Dataset items:
'''
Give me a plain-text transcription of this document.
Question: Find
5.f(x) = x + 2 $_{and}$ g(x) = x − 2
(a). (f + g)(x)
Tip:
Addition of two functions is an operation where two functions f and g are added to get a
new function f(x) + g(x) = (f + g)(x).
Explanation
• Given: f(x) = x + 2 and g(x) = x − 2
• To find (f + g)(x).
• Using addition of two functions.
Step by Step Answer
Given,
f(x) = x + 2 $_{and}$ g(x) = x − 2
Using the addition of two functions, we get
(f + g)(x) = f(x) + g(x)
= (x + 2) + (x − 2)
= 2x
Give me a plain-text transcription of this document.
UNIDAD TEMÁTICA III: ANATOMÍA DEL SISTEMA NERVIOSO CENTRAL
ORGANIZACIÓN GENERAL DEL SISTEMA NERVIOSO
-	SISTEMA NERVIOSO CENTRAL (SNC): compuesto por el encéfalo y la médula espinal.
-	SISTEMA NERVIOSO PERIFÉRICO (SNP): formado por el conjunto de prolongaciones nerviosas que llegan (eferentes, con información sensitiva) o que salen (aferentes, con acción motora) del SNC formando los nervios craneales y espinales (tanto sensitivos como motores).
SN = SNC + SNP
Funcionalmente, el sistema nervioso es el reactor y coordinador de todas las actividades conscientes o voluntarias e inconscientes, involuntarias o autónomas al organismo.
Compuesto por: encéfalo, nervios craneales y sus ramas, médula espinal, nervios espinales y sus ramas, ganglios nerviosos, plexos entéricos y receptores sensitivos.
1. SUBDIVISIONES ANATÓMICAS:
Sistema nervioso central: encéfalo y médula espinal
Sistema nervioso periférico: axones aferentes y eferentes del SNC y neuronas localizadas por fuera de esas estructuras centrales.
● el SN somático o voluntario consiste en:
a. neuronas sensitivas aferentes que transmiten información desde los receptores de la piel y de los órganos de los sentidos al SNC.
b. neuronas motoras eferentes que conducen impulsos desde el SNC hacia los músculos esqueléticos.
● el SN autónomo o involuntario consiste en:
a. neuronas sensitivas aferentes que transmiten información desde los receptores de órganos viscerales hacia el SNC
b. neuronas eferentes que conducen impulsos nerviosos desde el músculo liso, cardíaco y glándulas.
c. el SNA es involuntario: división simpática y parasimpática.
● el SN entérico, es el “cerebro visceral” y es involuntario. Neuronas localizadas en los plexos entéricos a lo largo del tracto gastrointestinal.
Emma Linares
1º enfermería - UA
'''
* [SET EXERCISE]
Please output the complete data exactly.

* [EXERCISE RESULT]
Give me a plain-text transcription of this document.
Question: Find
5.f(x) = x + 2 $_{and}$ g(x) = x − 2
(a). (f + g)(x)
Tip:
Addition of two functions is an operation where two functions f and g are added to get a
new function f(x) + g(x) = (f + g)(x).
Explanation
• Given: f(x) = x + 2 and g(x) = x − 2
• To find (f + g)(x).
• Using addition of two functions.
Step by Step Answer
Given,
f(x) = x + 2 $_{and}$ g(x) = x − 2
Using the addition of two functions, we get
(f + g)(x) = f(x) + g(x)
= (x + 2) + (x − 2)
= 2x
Give me a plain-text transcription of this document.
UNIDAD TEMÁTICA III: ANATOMÍA DEL SISTEMA NERVIOSO CENTRAL
ORGANIZACIÓN GENERAL DEL SISTEMA NERVIOSO
-	SISTEMA NERVIOSO CENTRAL (SNC): compuesto por el encéfalo y la médula espinal.
-	SISTEMA NERVIOSO PERIFÉRICO (SNP): formado por el conjunto de prolongaciones nerviosas que llegan (eferentes, con información sensitiva) o que salen (aferentes, con acción motora) del SNC formando los nervios craneales y espinales (tanto sensitivos como motores).
SN = SNC + SNP
Funcionalmente, el sistema nervioso es el reactor y coordinador de todas las actividades conscientes o voluntarias e inconscientes, involuntarias o autónomas al organismo.
Compuesto por: encéfalo, nervios craneales y sus ramas, médula espinal, nervios espinales y sus ramas, ganglios nerviosos, plexos entéricos y receptores sensitivos.
1. SUBDIVISIONES ANATÓMICAS:
Sistema nervioso central: encéfalo y médula espinal
Sistema nervioso periférico: axones aferentes y eferentes del SNC y neuronas localizadas por fuera de esas estructuras centrales.
● el SN somático o voluntario consiste en:
a. neuronas sensitivas aferentes que transmiten información desde los receptores de la piel y de los órganos de los sentidos al SNC.
b. neuronas motoras eferentes que conducen impulsos desde el SNC hacia los músculos esqueléticos.
● el SN autónomo o involuntario consiste en:
a. neuronas sensitivas aferentes que transmiten información desde los receptores de órganos viscerales hacia el SNC
b. neuronas eferentes que conducen impulsos nerviosos desde el músculo liso, cardíaco y glándulas.
c. el SNA es involuntario: división simpática y parasimpática.
● el SN entérico, es el “cerebro visceral” y es involuntario. Neuronas localizadas en los plexos entéricos a lo largo del tracto gastrointestinal.
Emma Linares
1º enfermería - UA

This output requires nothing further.